● Exercise task: Pull out every line from the line containing "What's the underlying" through the end of the material, both ends included, and reproduce it exactly. Keep pictures out.

Figure content listings
....

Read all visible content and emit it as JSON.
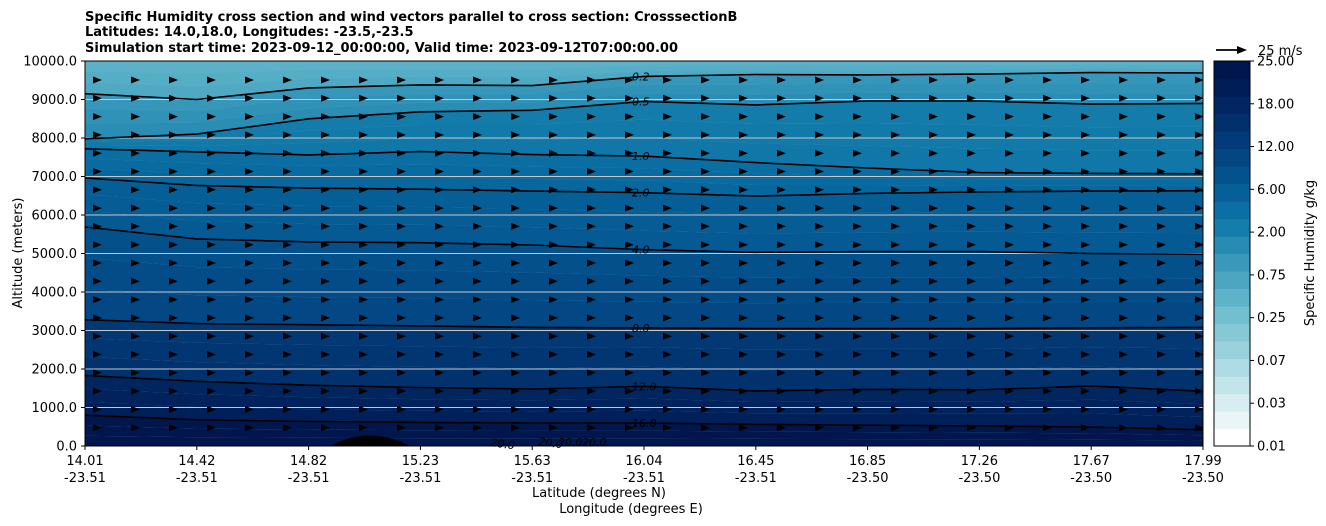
{
  "chart_data": {
    "type": "contour",
    "title_lines": [
      "Specific Humidity cross section and wind vectors parallel to cross section: CrosssectionB",
      "Latitudes: 14.0,18.0, Longitudes: -23.5,-23.5",
      "Simulation start time: 2023-09-12_00:00:00, Valid time: 2023-09-12T07:00:00.00"
    ],
    "xlabel_lat": "Latitude (degrees N)",
    "xlabel_lon": "Longitude (degrees E)",
    "ylabel": "Altitude (meters)",
    "x_ticks_lat": [
      "14.01",
      "14.42",
      "14.82",
      "15.23",
      "15.63",
      "16.04",
      "16.45",
      "16.85",
      "17.26",
      "17.67",
      "17.99"
    ],
    "x_ticks_lon": [
      "-23.51",
      "-23.51",
      "-23.51",
      "-23.51",
      "-23.51",
      "-23.51",
      "-23.51",
      "-23.50",
      "-23.50",
      "-23.50",
      "-23.50"
    ],
    "x_range": [
      14.01,
      17.99
    ],
    "ylim": [
      0,
      10000
    ],
    "y_ticks": [
      0,
      1000,
      2000,
      3000,
      4000,
      5000,
      6000,
      7000,
      8000,
      9000,
      10000
    ],
    "y_tick_labels": [
      "0.0",
      "1000.0",
      "2000.0",
      "3000.0",
      "4000.0",
      "5000.0",
      "6000.0",
      "7000.0",
      "8000.0",
      "9000.0",
      "10000.0"
    ],
    "contour_lines": [
      {
        "level": "0.2",
        "altitudes": [
          9150,
          9000,
          9300,
          9380,
          9360,
          9600,
          9650,
          9640,
          9660,
          9700,
          9690
        ]
      },
      {
        "level": "0.5",
        "altitudes": [
          7980,
          8100,
          8500,
          8680,
          8720,
          8950,
          8860,
          8960,
          8960,
          8880,
          8900
        ]
      },
      {
        "level": "1.0",
        "altitudes": [
          7720,
          7640,
          7560,
          7650,
          7570,
          7530,
          7360,
          7220,
          7100,
          7080,
          7070
        ]
      },
      {
        "level": "2.0",
        "altitudes": [
          6960,
          6770,
          6700,
          6670,
          6620,
          6580,
          6490,
          6560,
          6600,
          6620,
          6630
        ]
      },
      {
        "level": "4.0",
        "altitudes": [
          5690,
          5380,
          5300,
          5280,
          5220,
          5100,
          5030,
          5050,
          5050,
          5000,
          4980
        ]
      },
      {
        "level": "8.0",
        "altitudes": [
          3280,
          3180,
          3150,
          3120,
          3080,
          3070,
          3050,
          3050,
          3050,
          3070,
          3080
        ]
      },
      {
        "level": "12.0",
        "altitudes": [
          1830,
          1680,
          1580,
          1520,
          1480,
          1550,
          1430,
          1470,
          1460,
          1560,
          1420
        ]
      },
      {
        "level": "16.0",
        "altitudes": [
          800,
          680,
          640,
          610,
          600,
          600,
          560,
          540,
          520,
          490,
          420
        ]
      }
    ],
    "contour_labels_20": [
      "20.0",
      "20.0",
      "20.0",
      "20.0"
    ],
    "colorbar": {
      "label": "Specific Humidity g/kg",
      "tick_labels": [
        "0.01",
        "0.03",
        "0.07",
        "0.25",
        "0.75",
        "2.00",
        "6.00",
        "12.00",
        "18.00",
        "25.00"
      ],
      "colors": [
        "#ffffff",
        "#eaf5f7",
        "#d7edf1",
        "#c3e4ea",
        "#aedbe4",
        "#9ad1dd",
        "#86c8d6",
        "#72bfcf",
        "#5fb3c9",
        "#4ca6c2",
        "#3a99bb",
        "#278bb4",
        "#157dab",
        "#0a6fa3",
        "#065f98",
        "#04528d",
        "#034682",
        "#023b77",
        "#01306c",
        "#012661",
        "#011d57",
        "#00164d"
      ]
    },
    "quiver_key": {
      "label": "25 m/s",
      "speed": 25
    },
    "wind_grid": {
      "columns": 30,
      "rows": 20,
      "direction": "parallel, positive"
    }
  }
}
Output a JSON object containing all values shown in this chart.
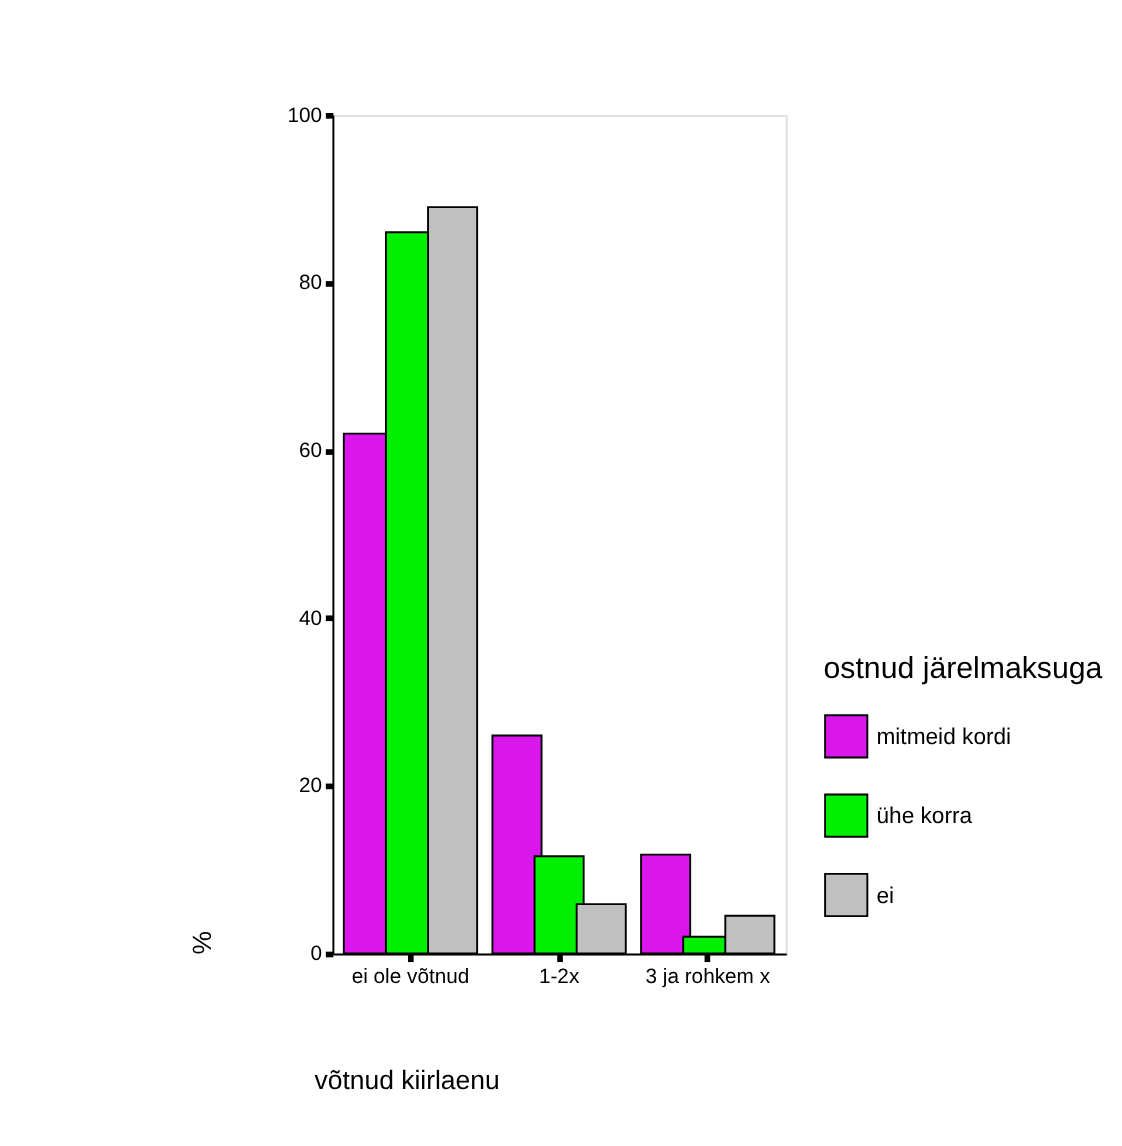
{
  "chart_data": {
    "type": "bar",
    "xlabel": "võtnud kiirlaenu",
    "ylabel": "%",
    "legend_title": "ostnud järelmaksuga",
    "categories": [
      "ei ole võtnud",
      "1-2x",
      "3 ja rohkem x"
    ],
    "series": [
      {
        "name": "mitmeid kordi",
        "color": "#d916ec",
        "values": [
          62,
          26,
          11.8
        ]
      },
      {
        "name": "ühe korra",
        "color": "#00f000",
        "values": [
          86,
          11.6,
          2
        ]
      },
      {
        "name": "ei",
        "color": "#c0c0c0",
        "values": [
          89,
          5.9,
          4.5
        ]
      }
    ],
    "ylim": [
      0,
      100
    ],
    "yticks": [
      0,
      20,
      40,
      60,
      80,
      100
    ],
    "grid": false,
    "legend": "right"
  }
}
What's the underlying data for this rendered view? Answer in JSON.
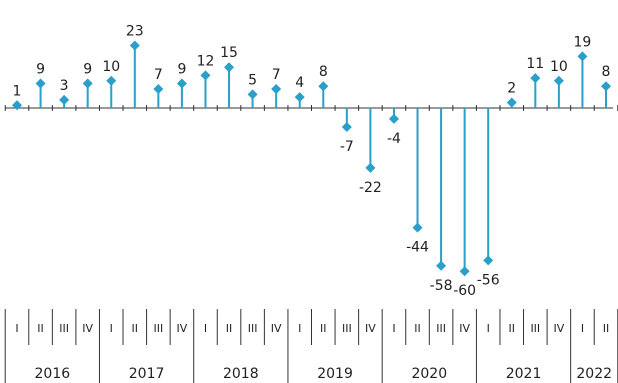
{
  "chart_data": {
    "type": "lollipop",
    "title": "",
    "xlabel": "",
    "ylabel": "",
    "color": "#2a9fc9",
    "grid": false,
    "legend": "none",
    "years": [
      {
        "year": "2016",
        "quarters": [
          "I",
          "II",
          "III",
          "IV"
        ]
      },
      {
        "year": "2017",
        "quarters": [
          "I",
          "II",
          "III",
          "IV"
        ]
      },
      {
        "year": "2018",
        "quarters": [
          "I",
          "II",
          "III",
          "IV"
        ]
      },
      {
        "year": "2019",
        "quarters": [
          "I",
          "II",
          "III",
          "IV"
        ]
      },
      {
        "year": "2020",
        "quarters": [
          "I",
          "II",
          "III",
          "IV"
        ]
      },
      {
        "year": "2021",
        "quarters": [
          "I",
          "II",
          "III",
          "IV"
        ]
      },
      {
        "year": "2022",
        "quarters": [
          "I",
          "II"
        ]
      }
    ],
    "values": [
      1,
      9,
      3,
      9,
      10,
      23,
      7,
      9,
      12,
      15,
      5,
      7,
      4,
      8,
      -7,
      -22,
      -4,
      -44,
      -58,
      -60,
      -56,
      2,
      11,
      10,
      19,
      8
    ],
    "ylim": [
      -60,
      23
    ]
  }
}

....

● Written answer:
What's the underlying data for this rendered view? Answer in JSON.
{
  "chart_data": {
    "type": "lollipop",
    "title": "",
    "xlabel": "",
    "ylabel": "",
    "color": "#2a9fc9",
    "grid": false,
    "legend": "none",
    "years": [
      {
        "year": "2016",
        "quarters": [
          "I",
          "II",
          "III",
          "IV"
        ]
      },
      {
        "year": "2017",
        "quarters": [
          "I",
          "II",
          "III",
          "IV"
        ]
      },
      {
        "year": "2018",
        "quarters": [
          "I",
          "II",
          "III",
          "IV"
        ]
      },
      {
        "year": "2019",
        "quarters": [
          "I",
          "II",
          "III",
          "IV"
        ]
      },
      {
        "year": "2020",
        "quarters": [
          "I",
          "II",
          "III",
          "IV"
        ]
      },
      {
        "year": "2021",
        "quarters": [
          "I",
          "II",
          "III",
          "IV"
        ]
      },
      {
        "year": "2022",
        "quarters": [
          "I",
          "II"
        ]
      }
    ],
    "values": [
      1,
      9,
      3,
      9,
      10,
      23,
      7,
      9,
      12,
      15,
      5,
      7,
      4,
      8,
      -7,
      -22,
      -4,
      -44,
      -58,
      -60,
      -56,
      2,
      11,
      10,
      19,
      8
    ],
    "ylim": [
      -60,
      23
    ]
  }
}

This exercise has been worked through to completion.